Goal of the exercise | All entries should be output exactly as they stand.

Entries taken from a collection |
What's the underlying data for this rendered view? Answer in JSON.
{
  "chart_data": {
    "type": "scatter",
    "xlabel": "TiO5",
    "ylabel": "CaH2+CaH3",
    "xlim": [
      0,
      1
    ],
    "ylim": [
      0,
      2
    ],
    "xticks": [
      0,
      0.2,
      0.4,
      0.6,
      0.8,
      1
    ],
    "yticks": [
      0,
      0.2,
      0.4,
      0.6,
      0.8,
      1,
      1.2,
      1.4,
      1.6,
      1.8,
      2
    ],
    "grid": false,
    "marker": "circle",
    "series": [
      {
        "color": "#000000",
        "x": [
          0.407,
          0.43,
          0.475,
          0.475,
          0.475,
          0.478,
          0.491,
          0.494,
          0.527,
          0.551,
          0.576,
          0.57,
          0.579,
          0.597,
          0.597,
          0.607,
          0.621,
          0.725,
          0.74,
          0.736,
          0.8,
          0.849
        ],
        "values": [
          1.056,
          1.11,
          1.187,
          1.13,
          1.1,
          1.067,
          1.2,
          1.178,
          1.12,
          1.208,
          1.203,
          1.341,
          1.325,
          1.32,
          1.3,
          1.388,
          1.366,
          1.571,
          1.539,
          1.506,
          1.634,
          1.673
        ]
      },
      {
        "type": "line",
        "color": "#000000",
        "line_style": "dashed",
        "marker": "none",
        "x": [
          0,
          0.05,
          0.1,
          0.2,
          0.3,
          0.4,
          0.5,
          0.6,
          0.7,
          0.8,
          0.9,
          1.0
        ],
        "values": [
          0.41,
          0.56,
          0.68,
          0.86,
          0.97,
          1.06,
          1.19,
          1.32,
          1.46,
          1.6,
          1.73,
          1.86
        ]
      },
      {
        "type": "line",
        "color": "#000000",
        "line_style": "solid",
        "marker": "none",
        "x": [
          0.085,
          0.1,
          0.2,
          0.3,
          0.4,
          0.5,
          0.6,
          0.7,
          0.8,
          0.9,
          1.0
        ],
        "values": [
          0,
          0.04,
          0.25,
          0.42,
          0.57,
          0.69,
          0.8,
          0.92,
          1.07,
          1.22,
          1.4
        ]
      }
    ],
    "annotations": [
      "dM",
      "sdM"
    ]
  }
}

Task solution |
What's the underlying data for this rendered view? Answer in JSON.
{
  "chart_data": {
    "type": "scatter",
    "xlabel": "TiO5",
    "ylabel": "CaH2+CaH3",
    "xlim": [
      0,
      1
    ],
    "ylim": [
      0,
      2
    ],
    "xticks": [
      0,
      0.2,
      0.4,
      0.6,
      0.8,
      1
    ],
    "yticks": [
      0,
      0.2,
      0.4,
      0.6,
      0.8,
      1,
      1.2,
      1.4,
      1.6,
      1.8,
      2
    ],
    "grid": false,
    "marker": "circle",
    "series": [
      {
        "color": "#000000",
        "x": [
          0.407,
          0.43,
          0.475,
          0.475,
          0.475,
          0.478,
          0.491,
          0.494,
          0.527,
          0.551,
          0.576,
          0.57,
          0.579,
          0.597,
          0.597,
          0.607,
          0.621,
          0.725,
          0.74,
          0.736,
          0.8,
          0.849
        ],
        "values": [
          1.056,
          1.11,
          1.187,
          1.13,
          1.1,
          1.067,
          1.2,
          1.178,
          1.12,
          1.208,
          1.203,
          1.341,
          1.325,
          1.32,
          1.3,
          1.388,
          1.366,
          1.571,
          1.539,
          1.506,
          1.634,
          1.673
        ]
      },
      {
        "type": "line",
        "color": "#000000",
        "line_style": "dashed",
        "marker": "none",
        "x": [
          0,
          0.05,
          0.1,
          0.2,
          0.3,
          0.4,
          0.5,
          0.6,
          0.7,
          0.8,
          0.9,
          1.0
        ],
        "values": [
          0.41,
          0.56,
          0.68,
          0.86,
          0.97,
          1.06,
          1.19,
          1.32,
          1.46,
          1.6,
          1.73,
          1.86
        ]
      },
      {
        "type": "line",
        "color": "#000000",
        "line_style": "solid",
        "marker": "none",
        "x": [
          0.085,
          0.1,
          0.2,
          0.3,
          0.4,
          0.5,
          0.6,
          0.7,
          0.8,
          0.9,
          1.0
        ],
        "values": [
          0,
          0.04,
          0.25,
          0.42,
          0.57,
          0.69,
          0.8,
          0.92,
          1.07,
          1.22,
          1.4
        ]
      }
    ],
    "annotations": [
      "dM",
      "sdM"
    ]
  }
}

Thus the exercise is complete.